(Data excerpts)
**********

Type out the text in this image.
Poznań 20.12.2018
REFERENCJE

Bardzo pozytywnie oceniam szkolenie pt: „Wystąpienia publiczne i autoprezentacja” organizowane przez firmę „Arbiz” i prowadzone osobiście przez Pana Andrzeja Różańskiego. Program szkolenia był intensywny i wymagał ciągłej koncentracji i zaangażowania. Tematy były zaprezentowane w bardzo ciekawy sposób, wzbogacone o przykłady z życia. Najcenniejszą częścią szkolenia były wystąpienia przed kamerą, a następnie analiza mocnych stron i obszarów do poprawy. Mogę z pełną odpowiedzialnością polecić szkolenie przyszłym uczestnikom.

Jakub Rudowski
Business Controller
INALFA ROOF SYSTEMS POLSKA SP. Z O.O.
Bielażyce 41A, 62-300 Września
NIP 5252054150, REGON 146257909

**********

> [Problem statement] Write an exact transcription of every entry above.

> [Complete answer]
Type out the text in this image.
Poznań 20.12.2018
REFERENCJE

Bardzo pozytywnie oceniam szkolenie pt: „Wystąpienia publiczne i autoprezentacja” organizowane przez firmę „Arbiz” i prowadzone osobiście przez Pana Andrzeja Różańskiego. Program szkolenia był intensywny i wymagał ciągłej koncentracji i zaangażowania. Tematy były zaprezentowane w bardzo ciekawy sposób, wzbogacone o przykłady z życia. Najcenniejszą częścią szkolenia były wystąpienia przed kamerą, a następnie analiza mocnych stron i obszarów do poprawy. Mogę z pełną odpowiedzialnością polecić szkolenie przyszłym uczestnikom.

Jakub Rudowski
Business Controller
INALFA ROOF SYSTEMS POLSKA SP. Z O.O.
Bielażyce 41A, 62-300 Września
NIP 5252054150, REGON 146257909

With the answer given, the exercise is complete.